PROVIDED ENTRIES -

- - - - - - -

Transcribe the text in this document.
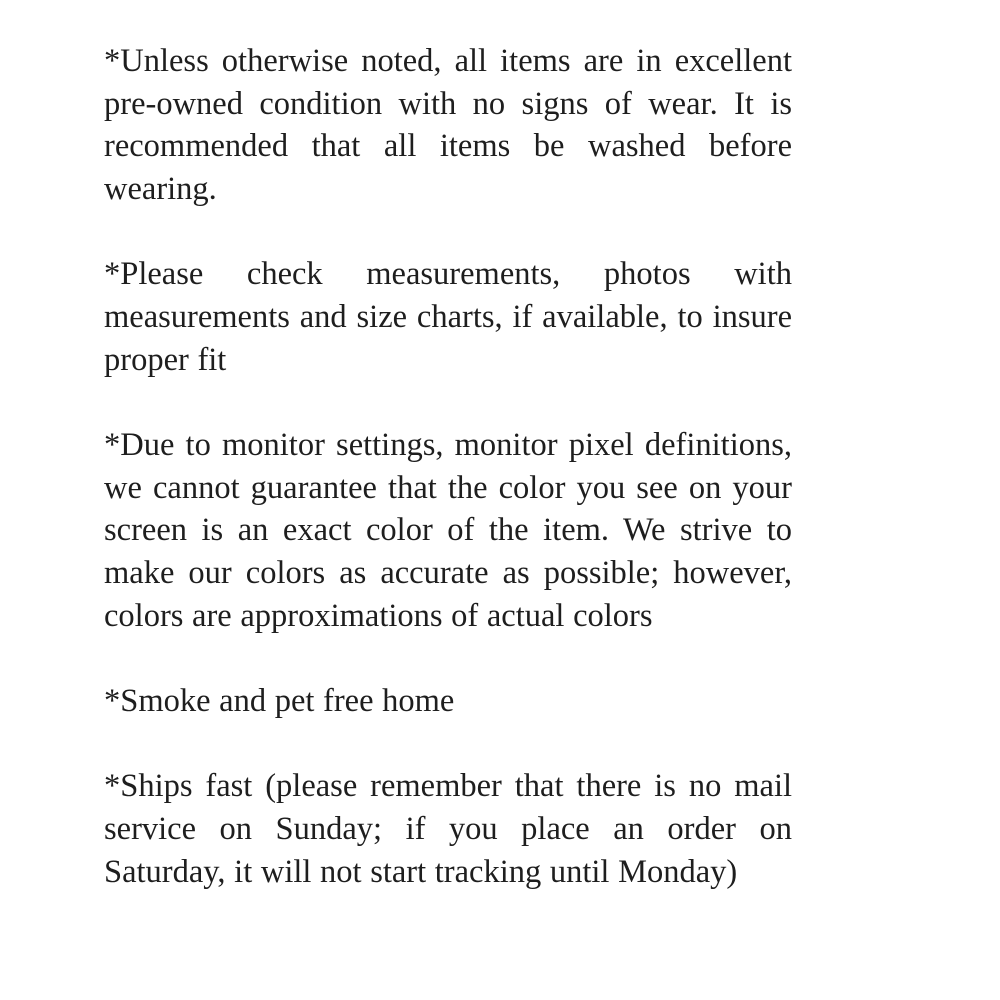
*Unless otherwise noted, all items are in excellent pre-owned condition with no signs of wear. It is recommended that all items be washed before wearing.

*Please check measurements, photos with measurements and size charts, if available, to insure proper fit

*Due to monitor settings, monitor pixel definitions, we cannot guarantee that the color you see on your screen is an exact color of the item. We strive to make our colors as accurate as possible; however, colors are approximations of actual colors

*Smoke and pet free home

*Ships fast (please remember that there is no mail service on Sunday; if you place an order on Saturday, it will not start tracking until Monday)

- - - - - - -

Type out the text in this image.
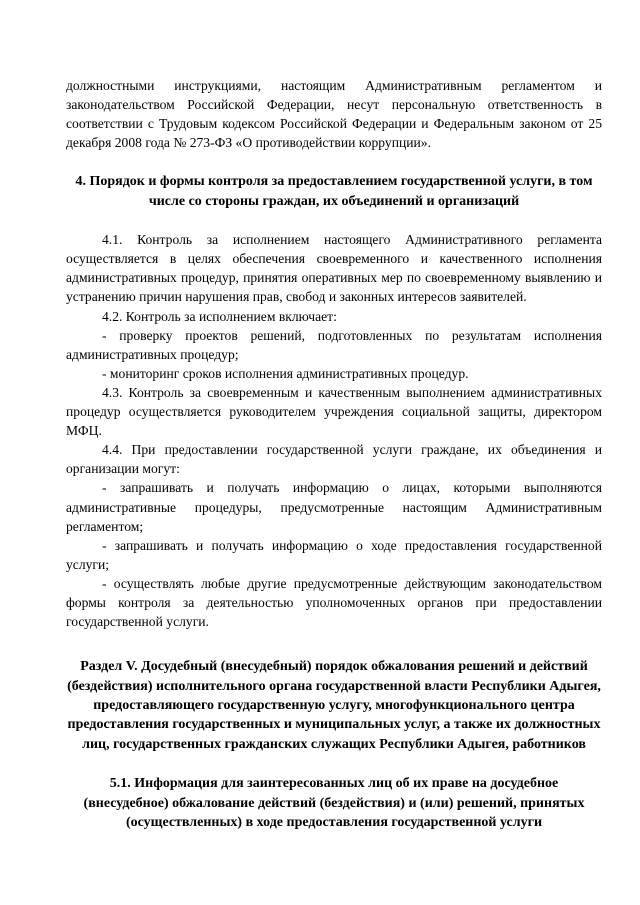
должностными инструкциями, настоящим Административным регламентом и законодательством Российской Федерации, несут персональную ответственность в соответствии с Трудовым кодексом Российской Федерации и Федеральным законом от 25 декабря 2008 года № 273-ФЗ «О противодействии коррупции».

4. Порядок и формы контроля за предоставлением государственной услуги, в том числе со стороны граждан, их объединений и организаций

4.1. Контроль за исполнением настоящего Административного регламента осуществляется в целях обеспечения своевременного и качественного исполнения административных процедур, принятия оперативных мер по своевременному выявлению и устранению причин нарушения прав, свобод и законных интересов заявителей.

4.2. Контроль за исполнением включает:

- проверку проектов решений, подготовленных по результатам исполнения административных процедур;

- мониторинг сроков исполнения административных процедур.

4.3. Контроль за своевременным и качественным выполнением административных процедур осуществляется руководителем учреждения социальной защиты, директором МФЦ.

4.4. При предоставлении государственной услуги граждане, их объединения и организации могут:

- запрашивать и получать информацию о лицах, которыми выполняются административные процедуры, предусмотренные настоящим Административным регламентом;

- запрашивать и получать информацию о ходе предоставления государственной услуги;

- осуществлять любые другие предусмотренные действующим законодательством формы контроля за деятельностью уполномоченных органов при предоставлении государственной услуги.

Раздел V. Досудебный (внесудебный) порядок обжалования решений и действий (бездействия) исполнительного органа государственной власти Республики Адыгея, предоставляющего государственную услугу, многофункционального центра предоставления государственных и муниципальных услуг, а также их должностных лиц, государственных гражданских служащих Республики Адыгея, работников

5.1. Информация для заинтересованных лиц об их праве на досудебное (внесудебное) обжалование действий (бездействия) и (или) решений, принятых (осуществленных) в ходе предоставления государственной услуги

- - - - - - -

TO BE DONE -
Wherever the word "получать" occurs in a line of the listing, copy that line.

FINAL ANSWER -
- запрашивать и получать информацию о лицах, которыми выполняются административные процедуры, предусмотренные настоящим Административным регламентом;
- запрашивать и получать информацию о ходе предоставления государственной услуги;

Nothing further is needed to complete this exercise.